In truth I am not a scientist, doctor, or physicist. I am no theologian, genius, or philosopher. In truth, I will probably never be any of these things, and Truth, I don’t want to anyways.

In truth, I am a student. I am a math nerd. I am knowledgeable in completely useless things, except maybe the math. In truth, I am a shy, anxious girl who is slowly growing out of that. I am a sucker for babies, even when they are screaming bloody murder. I am a full fledged Starbucks addict, although I do not drink coffee.

In truth, when I fall I tend to fall off a cliff that everyone else could see coming, flat on my face, with a sore contentious. In truth, I fall often and have always gotten back up. In truth, It is the falling that forces me to grow. In truth, I would never get anywhere if I never fall.

In truth, I watch people like my mother watches birds. In truth, I dance when no one is around, in front of the mirror, with a hair brush held to my mouth as I scream the lyrics to Taylor Swift songs. In truth, I heart beef jerky. I also heart pepsi. In truth, one of my favorite places exists on the beach, with the waves slapping my legs.

In truth, I have maps in my head. Maps to downtown, maps to the beach, maps to my life, maps to my heart, maps to my home.

In truth, I like details. I like numbers. I like facts. I like being in control. I like knowing how things are going to work out.

In truth, I like people. I like knowing people. I like helping people. And I like comments.

In truth, I fall for truth all the time.

_Task set_:
- A) List every place the essay says the writer has maps to.
- B) Turn the essay's paragraph beginning "In truth, I watch people" into a short bulleted list that keeps its main facts.
- C) Duplicate the essay word for word, from "In truth I am" to "want to anyways.".
The material after this point comes from a separate source, not from the essay.

_Data segment_:
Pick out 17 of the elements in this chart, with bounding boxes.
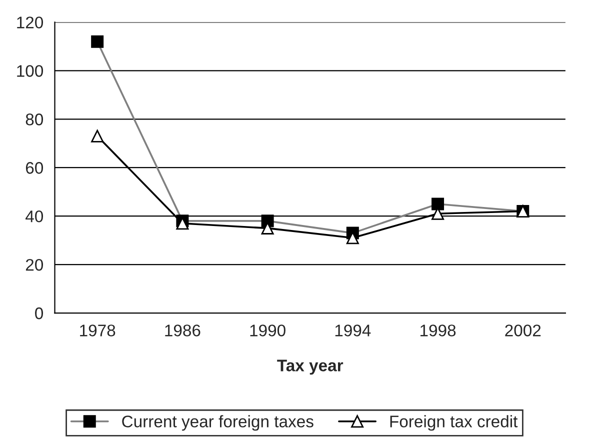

_The replies_:
- A)
- Downtown
- The beach
- My life
- My heart
- My home

- B)
- Watches people the way the writer's mother watches birds
- Dances alone in front of the mirror, using a hairbrush as a microphone and screaming the lyrics to Taylor Swift songs
- Loves beef jerky and Pepsi
- Has a favorite place on the beach, with the waves slapping against the writer's legs

- C)
In truth I am not a scientist, doctor, or physicist. I am no theologian, genius, or philosopher. In truth, I will probably never be any of these things, and Truth, I don’t want to anyways.